=== What is required ===
Every record must be repeated exactly, with no omission.

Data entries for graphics
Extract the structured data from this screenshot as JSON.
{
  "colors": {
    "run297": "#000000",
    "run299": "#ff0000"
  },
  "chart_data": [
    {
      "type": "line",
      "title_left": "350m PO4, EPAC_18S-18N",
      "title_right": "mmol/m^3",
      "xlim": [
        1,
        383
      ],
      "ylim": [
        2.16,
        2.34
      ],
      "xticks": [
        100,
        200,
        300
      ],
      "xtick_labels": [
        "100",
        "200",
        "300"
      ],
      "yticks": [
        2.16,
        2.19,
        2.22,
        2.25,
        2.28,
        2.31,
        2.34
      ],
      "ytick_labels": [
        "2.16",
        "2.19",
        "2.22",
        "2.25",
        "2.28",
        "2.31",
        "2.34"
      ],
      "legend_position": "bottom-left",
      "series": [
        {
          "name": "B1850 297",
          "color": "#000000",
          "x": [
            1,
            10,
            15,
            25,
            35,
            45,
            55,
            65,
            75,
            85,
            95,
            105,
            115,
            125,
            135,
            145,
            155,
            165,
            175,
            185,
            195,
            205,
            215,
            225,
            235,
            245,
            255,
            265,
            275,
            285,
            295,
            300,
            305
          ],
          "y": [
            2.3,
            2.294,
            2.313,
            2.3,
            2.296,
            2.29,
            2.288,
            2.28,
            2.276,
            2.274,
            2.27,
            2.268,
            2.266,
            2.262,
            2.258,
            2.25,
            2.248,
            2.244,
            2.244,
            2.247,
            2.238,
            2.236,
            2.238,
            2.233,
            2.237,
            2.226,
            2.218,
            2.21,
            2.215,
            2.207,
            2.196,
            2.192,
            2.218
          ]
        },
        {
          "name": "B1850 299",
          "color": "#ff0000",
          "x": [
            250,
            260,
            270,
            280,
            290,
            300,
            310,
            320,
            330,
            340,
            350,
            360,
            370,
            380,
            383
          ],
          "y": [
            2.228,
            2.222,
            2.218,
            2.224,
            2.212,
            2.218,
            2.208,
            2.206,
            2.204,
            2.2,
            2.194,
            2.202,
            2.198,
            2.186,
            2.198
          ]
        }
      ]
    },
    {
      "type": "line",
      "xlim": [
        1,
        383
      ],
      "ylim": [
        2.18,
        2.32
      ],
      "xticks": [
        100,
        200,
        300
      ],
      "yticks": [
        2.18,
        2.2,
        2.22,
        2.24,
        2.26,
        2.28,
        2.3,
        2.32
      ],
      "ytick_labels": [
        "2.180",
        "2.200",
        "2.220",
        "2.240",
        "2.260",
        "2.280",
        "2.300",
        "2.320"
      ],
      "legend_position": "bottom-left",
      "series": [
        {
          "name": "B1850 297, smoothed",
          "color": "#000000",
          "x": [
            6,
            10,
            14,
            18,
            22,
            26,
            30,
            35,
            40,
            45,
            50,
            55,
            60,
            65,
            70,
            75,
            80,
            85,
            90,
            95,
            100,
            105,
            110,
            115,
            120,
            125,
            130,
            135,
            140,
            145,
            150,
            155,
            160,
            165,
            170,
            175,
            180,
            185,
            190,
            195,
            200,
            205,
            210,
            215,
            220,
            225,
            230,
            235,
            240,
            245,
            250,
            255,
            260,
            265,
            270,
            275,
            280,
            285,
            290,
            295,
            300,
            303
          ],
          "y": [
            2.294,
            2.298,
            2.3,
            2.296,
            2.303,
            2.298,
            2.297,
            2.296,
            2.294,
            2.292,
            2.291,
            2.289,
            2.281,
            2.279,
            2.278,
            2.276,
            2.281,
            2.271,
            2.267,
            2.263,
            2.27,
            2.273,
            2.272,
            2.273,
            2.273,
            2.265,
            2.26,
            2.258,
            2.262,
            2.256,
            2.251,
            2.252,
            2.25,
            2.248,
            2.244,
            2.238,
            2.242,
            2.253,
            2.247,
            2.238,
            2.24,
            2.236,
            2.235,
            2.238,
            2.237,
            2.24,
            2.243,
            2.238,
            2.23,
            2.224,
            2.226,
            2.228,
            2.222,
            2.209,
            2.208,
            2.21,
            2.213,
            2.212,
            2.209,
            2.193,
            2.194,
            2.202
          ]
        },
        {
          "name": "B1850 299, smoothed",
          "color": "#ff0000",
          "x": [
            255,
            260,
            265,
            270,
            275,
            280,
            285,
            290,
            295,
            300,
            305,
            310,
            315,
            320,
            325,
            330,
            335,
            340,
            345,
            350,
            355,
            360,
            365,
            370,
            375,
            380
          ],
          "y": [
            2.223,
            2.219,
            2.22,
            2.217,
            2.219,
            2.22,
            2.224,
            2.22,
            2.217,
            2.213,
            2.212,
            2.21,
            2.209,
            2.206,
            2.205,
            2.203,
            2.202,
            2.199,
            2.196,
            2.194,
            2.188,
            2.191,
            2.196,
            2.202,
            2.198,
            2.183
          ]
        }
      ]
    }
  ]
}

=== Expected output ===
Extract the structured data from this screenshot as JSON.
{
  "colors": {
    "run297": "#000000",
    "run299": "#ff0000"
  },
  "chart_data": [
    {
      "type": "line",
      "title_left": "350m PO4, EPAC_18S-18N",
      "title_right": "mmol/m^3",
      "xlim": [
        1,
        383
      ],
      "ylim": [
        2.16,
        2.34
      ],
      "xticks": [
        100,
        200,
        300
      ],
      "xtick_labels": [
        "100",
        "200",
        "300"
      ],
      "yticks": [
        2.16,
        2.19,
        2.22,
        2.25,
        2.28,
        2.31,
        2.34
      ],
      "ytick_labels": [
        "2.16",
        "2.19",
        "2.22",
        "2.25",
        "2.28",
        "2.31",
        "2.34"
      ],
      "legend_position": "bottom-left",
      "series": [
        {
          "name": "B1850 297",
          "color": "#000000",
          "x": [
            1,
            10,
            15,
            25,
            35,
            45,
            55,
            65,
            75,
            85,
            95,
            105,
            115,
            125,
            135,
            145,
            155,
            165,
            175,
            185,
            195,
            205,
            215,
            225,
            235,
            245,
            255,
            265,
            275,
            285,
            295,
            300,
            305
          ],
          "y": [
            2.3,
            2.294,
            2.313,
            2.3,
            2.296,
            2.29,
            2.288,
            2.28,
            2.276,
            2.274,
            2.27,
            2.268,
            2.266,
            2.262,
            2.258,
            2.25,
            2.248,
            2.244,
            2.244,
            2.247,
            2.238,
            2.236,
            2.238,
            2.233,
            2.237,
            2.226,
            2.218,
            2.21,
            2.215,
            2.207,
            2.196,
            2.192,
            2.218
          ]
        },
        {
          "name": "B1850 299",
          "color": "#ff0000",
          "x": [
            250,
            260,
            270,
            280,
            290,
            300,
            310,
            320,
            330,
            340,
            350,
            360,
            370,
            380,
            383
          ],
          "y": [
            2.228,
            2.222,
            2.218,
            2.224,
            2.212,
            2.218,
            2.208,
            2.206,
            2.204,
            2.2,
            2.194,
            2.202,
            2.198,
            2.186,
            2.198
          ]
        }
      ]
    },
    {
      "type": "line",
      "xlim": [
        1,
        383
      ],
      "ylim": [
        2.18,
        2.32
      ],
      "xticks": [
        100,
        200,
        300
      ],
      "yticks": [
        2.18,
        2.2,
        2.22,
        2.24,
        2.26,
        2.28,
        2.3,
        2.32
      ],
      "ytick_labels": [
        "2.180",
        "2.200",
        "2.220",
        "2.240",
        "2.260",
        "2.280",
        "2.300",
        "2.320"
      ],
      "legend_position": "bottom-left",
      "series": [
        {
          "name": "B1850 297, smoothed",
          "color": "#000000",
          "x": [
            6,
            10,
            14,
            18,
            22,
            26,
            30,
            35,
            40,
            45,
            50,
            55,
            60,
            65,
            70,
            75,
            80,
            85,
            90,
            95,
            100,
            105,
            110,
            115,
            120,
            125,
            130,
            135,
            140,
            145,
            150,
            155,
            160,
            165,
            170,
            175,
            180,
            185,
            190,
            195,
            200,
            205,
            210,
            215,
            220,
            225,
            230,
            235,
            240,
            245,
            250,
            255,
            260,
            265,
            270,
            275,
            280,
            285,
            290,
            295,
            300,
            303
          ],
          "y": [
            2.294,
            2.298,
            2.3,
            2.296,
            2.303,
            2.298,
            2.297,
            2.296,
            2.294,
            2.292,
            2.291,
            2.289,
            2.281,
            2.279,
            2.278,
            2.276,
            2.281,
            2.271,
            2.267,
            2.263,
            2.27,
            2.273,
            2.272,
            2.273,
            2.273,
            2.265,
            2.26,
            2.258,
            2.262,
            2.256,
            2.251,
            2.252,
            2.25,
            2.248,
            2.244,
            2.238,
            2.242,
            2.253,
            2.247,
            2.238,
            2.24,
            2.236,
            2.235,
            2.238,
            2.237,
            2.24,
            2.243,
            2.238,
            2.23,
            2.224,
            2.226,
            2.228,
            2.222,
            2.209,
            2.208,
            2.21,
            2.213,
            2.212,
            2.209,
            2.193,
            2.194,
            2.202
          ]
        },
        {
          "name": "B1850 299, smoothed",
          "color": "#ff0000",
          "x": [
            255,
            260,
            265,
            270,
            275,
            280,
            285,
            290,
            295,
            300,
            305,
            310,
            315,
            320,
            325,
            330,
            335,
            340,
            345,
            350,
            355,
            360,
            365,
            370,
            375,
            380
          ],
          "y": [
            2.223,
            2.219,
            2.22,
            2.217,
            2.219,
            2.22,
            2.224,
            2.22,
            2.217,
            2.213,
            2.212,
            2.21,
            2.209,
            2.206,
            2.205,
            2.203,
            2.202,
            2.199,
            2.196,
            2.194,
            2.188,
            2.191,
            2.196,
            2.202,
            2.198,
            2.183
          ]
        }
      ]
    }
  ]
}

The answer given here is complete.